● WRITTEN REQUEST
Return the data exactly, with all pictures removed.

● SOURCE RECORDS
────────────────────────────────────────

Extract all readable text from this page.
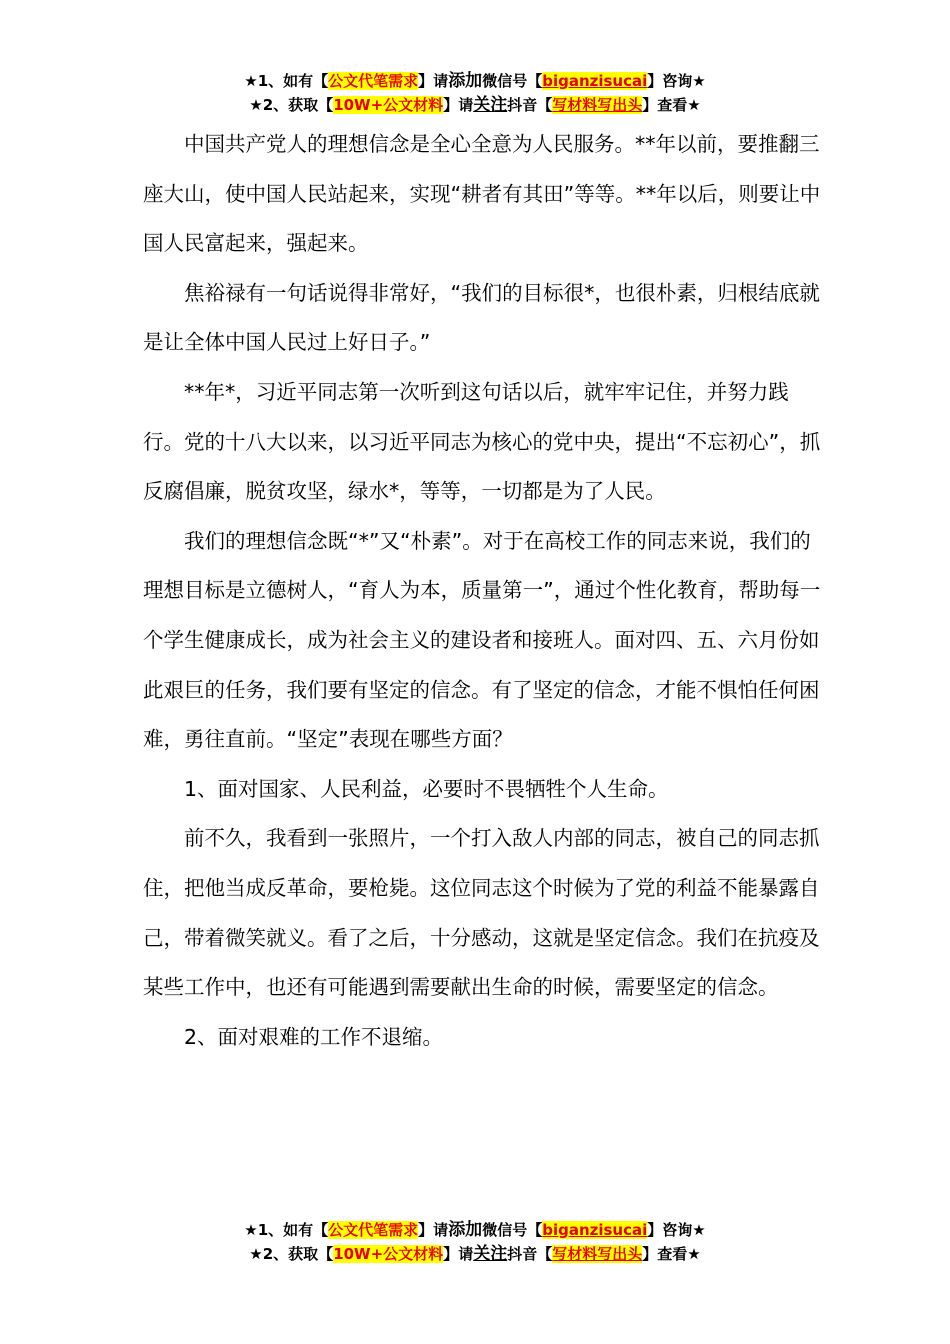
★1、如有【公文代笔需求】请添加微信号【biganzisucai】咨询★
★2、获取【10W+公文材料】请关注抖音【写材料写出头】查看★

中国共产党人的理想信念是全心全意为人民服务。**年以前，要推翻三座大山，使中国人民站起来，实现“耕者有其田”等等。**年以后，则要让中国人民富起来，强起来。

焦裕禄有一句话说得非常好，“我们的目标很*，也很朴素，归根结底就是让全体中国人民过上好日子。”

**年*，习近平同志第一次听到这句话以后，就牢牢记住，并努力践行。党的十八大以来，以习近平同志为核心的党中央，提出“不忘初心”，抓反腐倡廉，脱贫攻坚，绿水*，等等，一切都是为了人民。

我们的理想信念既“*”又“朴素”。对于在高校工作的同志来说，我们的理想目标是立德树人，“育人为本，质量第一”，通过个性化教育，帮助每一个学生健康成长，成为社会主义的建设者和接班人。面对四、五、六月份如此艰巨的任务，我们要有坚定的信念。有了坚定的信念，才能不惧怕任何困难，勇往直前。“坚定”表现在哪些方面？

1、面对国家、人民利益，必要时不畏牺牲个人生命。

前不久，我看到一张照片，一个打入敌人内部的同志，被自己的同志抓住，把他当成反革命，要枪毙。这位同志这个时候为了党的利益不能暴露自己，带着微笑就义。看了之后，十分感动，这就是坚定信念。我们在抗疫及某些工作中，也还有可能遇到需要献出生命的时候，需要坚定的信念。

2、面对艰难的工作不退缩。

★1、如有【公文代笔需求】请添加微信号【biganzisucai】咨询★
★2、获取【10W+公文材料】请关注抖音【写材料写出头】查看★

────────────────────────────────────────

● ANSWER FOR THE TASK
Extract all readable text from this page.
★1、如有【公文代笔需求】请添加微信号【biganzisucai】咨询★
★2、获取【10W+公文材料】请关注抖音【写材料写出头】查看★

中国共产党人的理想信念是全心全意为人民服务。**年以前，要推翻三座大山，使中国人民站起来，实现“耕者有其田”等等。**年以后，则要让中国人民富起来，强起来。

焦裕禄有一句话说得非常好，“我们的目标很*，也很朴素，归根结底就是让全体中国人民过上好日子。”

**年*，习近平同志第一次听到这句话以后，就牢牢记住，并努力践行。党的十八大以来，以习近平同志为核心的党中央，提出“不忘初心”，抓反腐倡廉，脱贫攻坚，绿水*，等等，一切都是为了人民。

我们的理想信念既“*”又“朴素”。对于在高校工作的同志来说，我们的理想目标是立德树人，“育人为本，质量第一”，通过个性化教育，帮助每一个学生健康成长，成为社会主义的建设者和接班人。面对四、五、六月份如此艰巨的任务，我们要有坚定的信念。有了坚定的信念，才能不惧怕任何困难，勇往直前。“坚定”表现在哪些方面？

1、面对国家、人民利益，必要时不畏牺牲个人生命。

前不久，我看到一张照片，一个打入敌人内部的同志，被自己的同志抓住，把他当成反革命，要枪毙。这位同志这个时候为了党的利益不能暴露自己，带着微笑就义。看了之后，十分感动，这就是坚定信念。我们在抗疫及某些工作中，也还有可能遇到需要献出生命的时候，需要坚定的信念。

2、面对艰难的工作不退缩。

★1、如有【公文代笔需求】请添加微信号【biganzisucai】咨询★
★2、获取【10W+公文材料】请关注抖音【写材料写出头】查看★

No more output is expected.